Otomatik âletleri ilk defa yapan müslüman Türk âlimi. İsmi, Bedîüzzamân Ebü’l-lzz bin İsmail bin Rezzâz el-Cezerî’dir. Dicle ile Fırat arasında bulunan Cezîre bölgesinde doğduğu için Cezerî nisbetiyle meşhûr oldu. Doğum ve vefat târihleri kesin olarak bilinmemekle beraber, 1136-1206 seneleri arasında yaşadığı tahmin edilmektedir.
Artuklu Türklerindendir. Doğu Anadolu’da islâm medeniyetinin ileri olduğu, îmâr ve ilim işlerinin örnek derecede yürütüldüğü Artukoğulları sarayında, ilmî çalışmalarına devam etti. Yaptığı âletler, aradan asırlar geçmesine rağmen merakla incelenmekte ve bu ilme yaptığı hizmetler taktir edilmektedir.
Cezerî; haberleşme, kontrol, denge kurma ve ayarlama ilmi olan Sibernetiğin ilk kurucusudur, insanlarda ve makinalarda bilgi alışverişi, bunların kontrolü ve denge durumu sibernetiğin esas konusudur. Bu ilmin gelişmesiyle elektronik beyinler ve otomasyon denilen sistemler ortaya çıktı.

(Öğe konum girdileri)
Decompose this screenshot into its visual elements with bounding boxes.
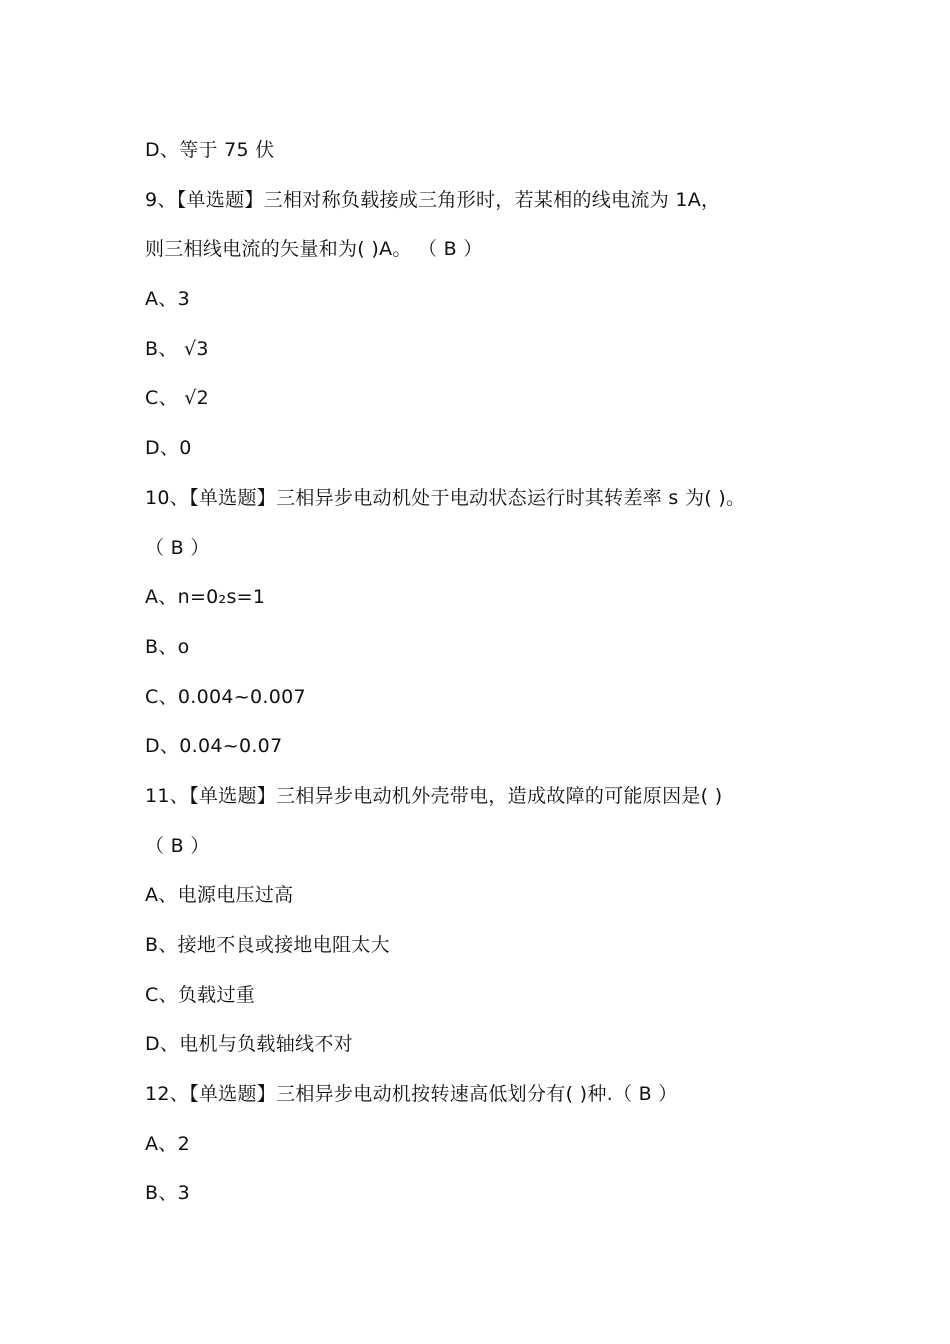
option-a-q11: A、电源电压过高 [145, 884, 294, 907]
question-9-text-cont: 则三相线电流的矢量和为( )A。 （ B ） [145, 238, 483, 261]
option-d-q11: D、电机与负载轴线不对 [145, 1033, 353, 1056]
question-9-text: 9、【单选题】三相对称负载接成三角形时，若某相的线电流为 1A， [145, 188, 721, 211]
question-11-text: 11、【单选题】三相异步电动机外壳带电，造成故障的可能原因是( ) [145, 784, 723, 807]
option-d-q10: D、0.04~0.07 [145, 735, 283, 758]
question-11-answer: （ B ） [145, 834, 210, 857]
document-body [145, 136, 845, 1229]
option-d-q9: D、0 [145, 437, 192, 460]
option-b-q10: B、o [145, 635, 190, 658]
question-12-text: 12、【单选题】三相异步电动机按转速高低划分有( )种.（ B ） [145, 1083, 678, 1106]
option-c-q10: C、0.004~0.007 [145, 685, 306, 708]
option-b-q12: B、3 [145, 1182, 191, 1205]
question-10-answer: （ B ） [145, 536, 210, 559]
option-c-q11: C、负载过重 [145, 983, 256, 1006]
option-a-q9: A、3 [145, 288, 190, 311]
option-b-q11: B、接地不良或接地电阻太大 [145, 934, 390, 956]
option-c-q9: C、 √2 [145, 387, 210, 410]
option-d-q8: D、等于 75 伏 [145, 139, 275, 161]
option-a-q12: A、2 [145, 1132, 190, 1155]
option-b-q9: B、 √3 [145, 337, 209, 360]
option-a-q10: A、n=0₂s=1 [145, 586, 266, 609]
question-10-text: 10、【单选题】三相异步电动机处于电动状态运行时其转差率 s 为( )。 [145, 486, 746, 509]
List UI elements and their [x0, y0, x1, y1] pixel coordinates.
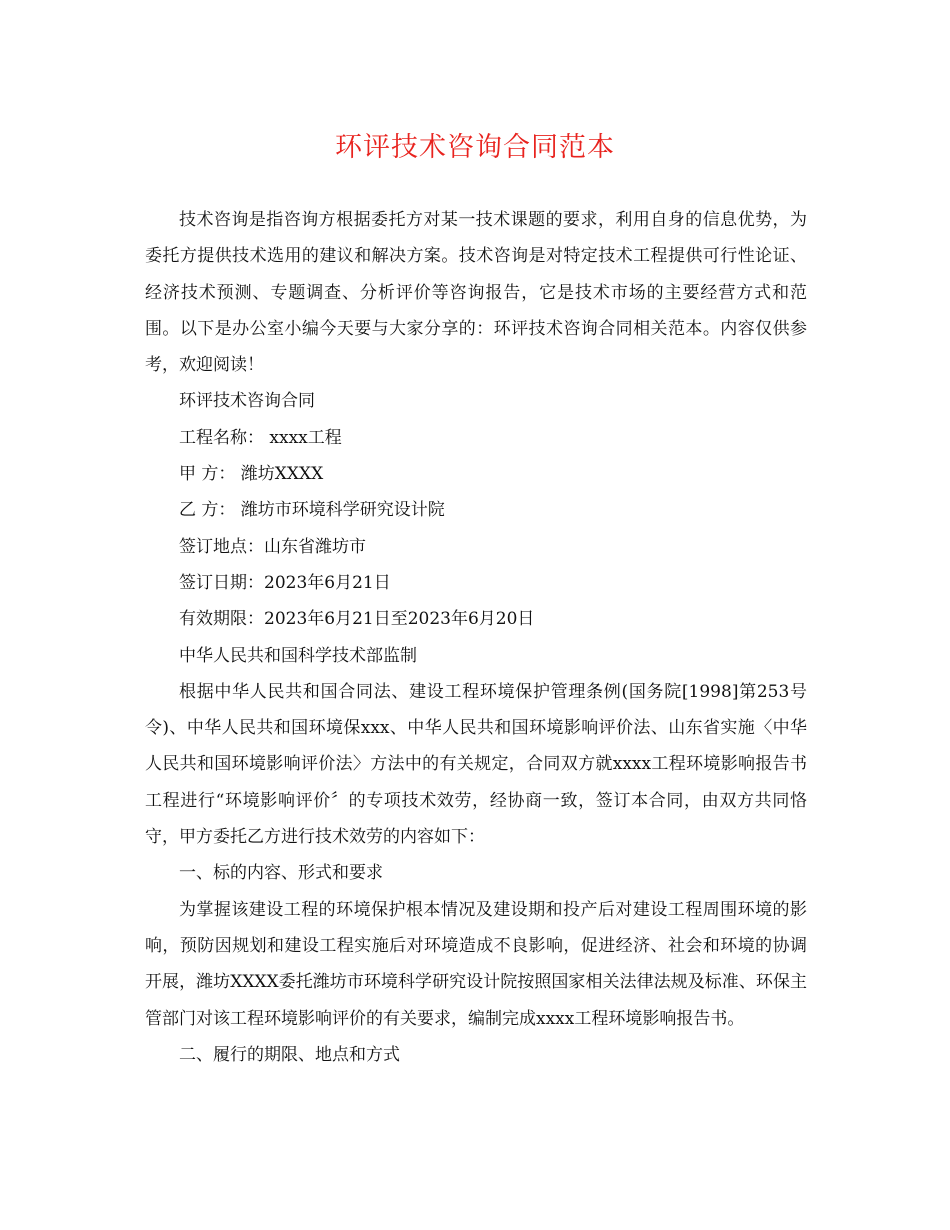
section-2-heading: 二、履行的期限、地点和方式: [179, 1044, 400, 1065]
document-title: 环评技术咨询合同范本: [335, 132, 615, 163]
signing-date-line: 签订日期：2023年6月21日: [179, 572, 391, 593]
supervisor-line: 中华人民共和国科学技术部监制: [179, 645, 417, 666]
legal-basis-paragraph: 根据中华人民共和国合同法、建设工程环境保护管理条例(国务院[1998]第253号令)、中华人民共和国环境保xxx、中华人民共和国环境影响评价法、山东省实施〈中华人民共和国环境影响评价法〉方法中的有关规定，合同双方就xxxx工程环境影响报告书工程进行“环境影响评价〞的专项技术效劳，经协商一致，签订本合同，由双方共同恪守，甲方委托乙方进行技术效劳的内容如下：: [145, 681, 807, 848]
section-1-paragraph: 为掌握该建设工程的环境保护根本情况及建设期和投产后对建设工程周围环境的影响，预防因规划和建设工程实施后对环境造成不良影响，促进经济、社会和环境的协调开展，潍坊XXXX委托潍坊市环境科学研究设计院按照国家相关法律法规及标准、环保主管部门对该工程环境影响评价的有关要求，编制完成xxxx工程环境影响报告书。: [145, 899, 807, 1029]
section-1-heading: 一、标的内容、形式和要求: [179, 863, 383, 884]
project-name-line: 工程名称： xxxx工程: [179, 427, 342, 448]
signing-place-line: 签订地点：山东省潍坊市: [179, 536, 366, 557]
intro-paragraph: 技术咨询是指咨询方根据委托方对某一技术课题的要求，利用自身的信息优势，为委托方提供技术选用的建议和解决方案。技术咨询是对特定技术工程提供可行性论证、经济技术预测、专题调查、分析评价等咨询报告，它是技术市场的主要经营方式和范围。以下是办公室小编今天要与大家分享的：环评技术咨询合同相关范本。内容仅供参考，欢迎阅读！: [145, 210, 807, 376]
party-a-line: 甲 方： 潍坊XXXX: [179, 464, 324, 485]
contract-heading: 环评技术咨询合同: [179, 391, 315, 412]
party-b-line: 乙 方： 潍坊市环境科学研究设计院: [179, 500, 445, 521]
document-body: [145, 202, 807, 1073]
validity-period-line: 有效期限：2023年6月21日至2023年6月20日: [179, 609, 535, 630]
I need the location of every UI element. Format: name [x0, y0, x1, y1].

[Görev]: Okuma metnine göre Cezerî'nin hangi yıllar arasında yaşadığı tahmin edilmektedir?

[Çözüm]: 1136-1206 yılları arasında.